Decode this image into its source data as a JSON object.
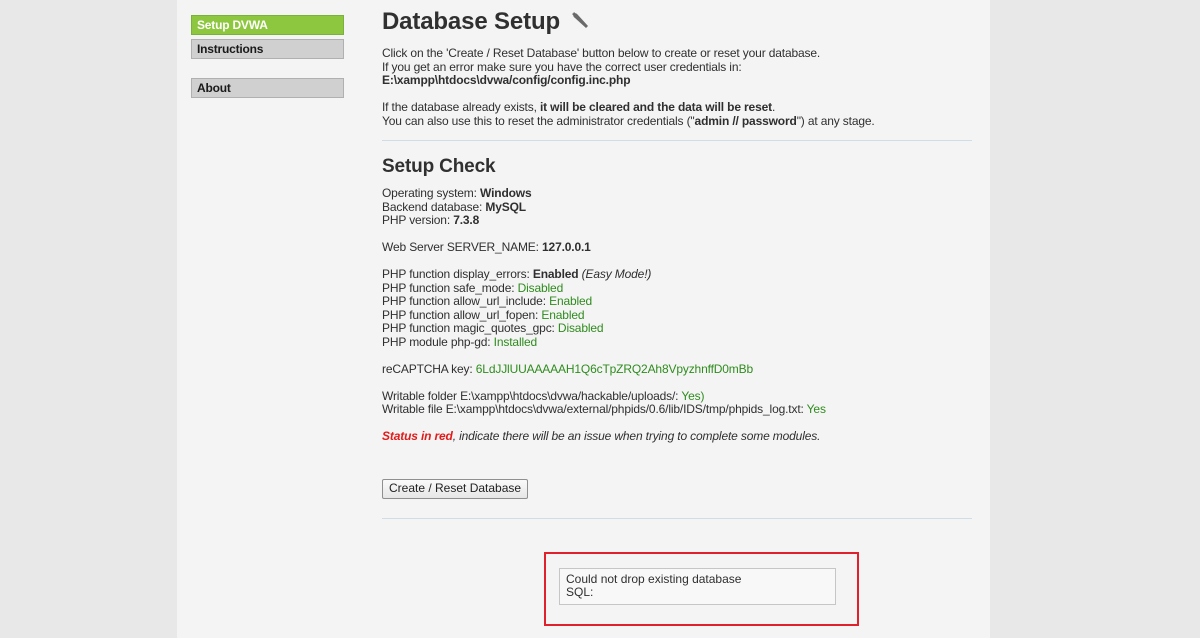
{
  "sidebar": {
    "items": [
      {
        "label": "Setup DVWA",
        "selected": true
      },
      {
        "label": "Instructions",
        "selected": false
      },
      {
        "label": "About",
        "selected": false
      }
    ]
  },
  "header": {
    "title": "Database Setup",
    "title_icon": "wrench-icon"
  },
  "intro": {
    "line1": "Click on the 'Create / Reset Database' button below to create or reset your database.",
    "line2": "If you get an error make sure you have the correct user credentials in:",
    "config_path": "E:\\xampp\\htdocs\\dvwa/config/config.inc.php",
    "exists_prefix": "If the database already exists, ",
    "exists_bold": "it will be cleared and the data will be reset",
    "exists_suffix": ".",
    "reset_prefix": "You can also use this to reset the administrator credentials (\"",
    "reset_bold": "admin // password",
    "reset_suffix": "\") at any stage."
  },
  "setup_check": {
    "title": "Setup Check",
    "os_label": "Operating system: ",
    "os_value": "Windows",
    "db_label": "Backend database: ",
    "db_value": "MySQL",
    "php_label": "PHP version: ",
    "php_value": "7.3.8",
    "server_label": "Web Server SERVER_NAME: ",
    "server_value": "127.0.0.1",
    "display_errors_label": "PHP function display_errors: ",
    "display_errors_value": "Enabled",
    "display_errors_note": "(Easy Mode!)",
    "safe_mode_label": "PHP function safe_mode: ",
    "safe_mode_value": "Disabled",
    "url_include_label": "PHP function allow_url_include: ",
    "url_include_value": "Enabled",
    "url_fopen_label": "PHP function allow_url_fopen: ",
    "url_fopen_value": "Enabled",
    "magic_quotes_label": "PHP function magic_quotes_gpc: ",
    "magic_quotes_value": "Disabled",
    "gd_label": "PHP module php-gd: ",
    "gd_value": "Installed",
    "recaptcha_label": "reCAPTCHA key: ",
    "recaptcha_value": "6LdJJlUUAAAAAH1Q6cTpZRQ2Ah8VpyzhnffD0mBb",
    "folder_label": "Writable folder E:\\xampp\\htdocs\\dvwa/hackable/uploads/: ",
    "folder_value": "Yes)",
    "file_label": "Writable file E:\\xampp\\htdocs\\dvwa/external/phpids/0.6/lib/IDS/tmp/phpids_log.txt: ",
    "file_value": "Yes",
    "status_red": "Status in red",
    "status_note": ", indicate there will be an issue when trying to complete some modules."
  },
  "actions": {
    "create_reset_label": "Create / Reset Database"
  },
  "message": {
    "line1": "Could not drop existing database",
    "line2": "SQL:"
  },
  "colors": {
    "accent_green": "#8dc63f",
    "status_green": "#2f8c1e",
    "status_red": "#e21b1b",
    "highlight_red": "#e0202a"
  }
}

◆ ◆ ◆ ◆ ◆ ◆ ◆

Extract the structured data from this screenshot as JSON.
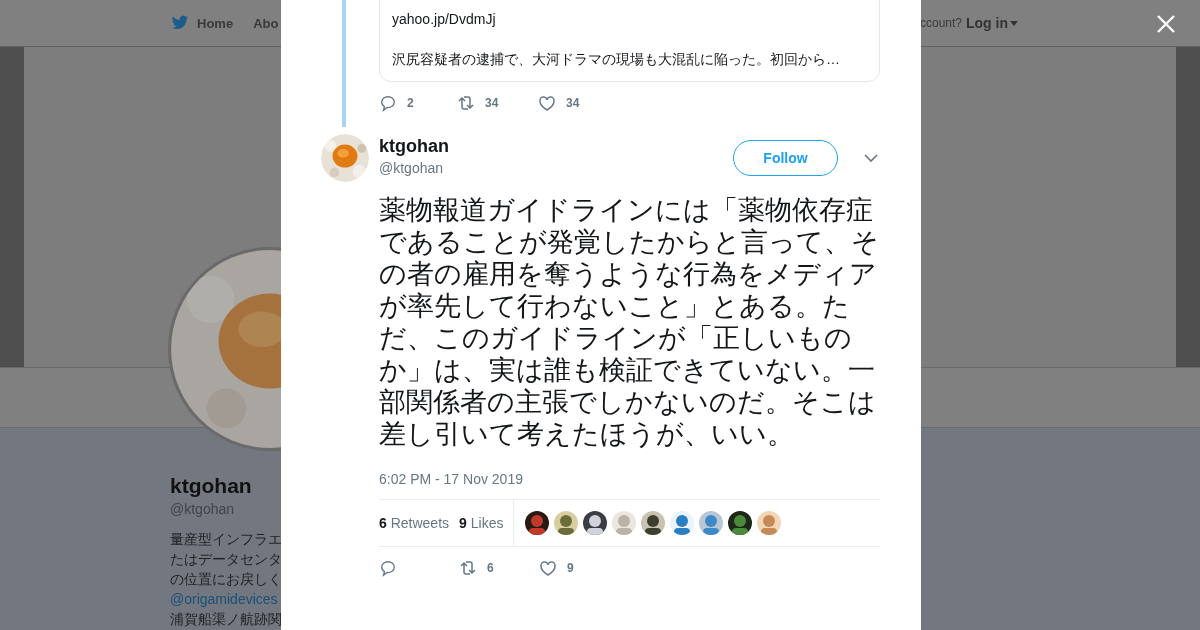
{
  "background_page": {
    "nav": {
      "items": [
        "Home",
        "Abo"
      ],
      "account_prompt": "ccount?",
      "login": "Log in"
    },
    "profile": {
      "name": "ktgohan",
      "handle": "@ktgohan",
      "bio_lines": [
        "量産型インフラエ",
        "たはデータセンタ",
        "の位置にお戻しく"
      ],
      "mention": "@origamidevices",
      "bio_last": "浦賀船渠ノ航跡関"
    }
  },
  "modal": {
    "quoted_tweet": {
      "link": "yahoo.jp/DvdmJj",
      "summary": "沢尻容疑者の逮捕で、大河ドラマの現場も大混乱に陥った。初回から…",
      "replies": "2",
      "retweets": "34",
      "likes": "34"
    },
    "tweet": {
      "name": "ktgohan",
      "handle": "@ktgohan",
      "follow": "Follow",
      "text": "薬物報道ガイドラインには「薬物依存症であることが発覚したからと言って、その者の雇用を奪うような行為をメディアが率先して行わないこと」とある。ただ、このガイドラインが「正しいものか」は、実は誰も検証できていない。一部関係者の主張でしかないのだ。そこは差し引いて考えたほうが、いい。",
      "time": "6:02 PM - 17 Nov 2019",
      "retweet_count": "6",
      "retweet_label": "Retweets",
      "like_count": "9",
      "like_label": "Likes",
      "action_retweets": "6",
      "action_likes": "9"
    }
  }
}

◆ ◆ ◆ ◆ ◆ ◆ ◆

Scan the lines for the string "Writable". Pick out every line that has it.

SOLVED EXERCISE -
    "folder_label": "Writable folder E:\\xampp\\htdocs\\dvwa/hackable/uploads/: ",
    "file_label": "Writable file E:\\xampp\\htdocs\\dvwa/external/phpids/0.6/lib/IDS/tmp/phpids_log.txt: ",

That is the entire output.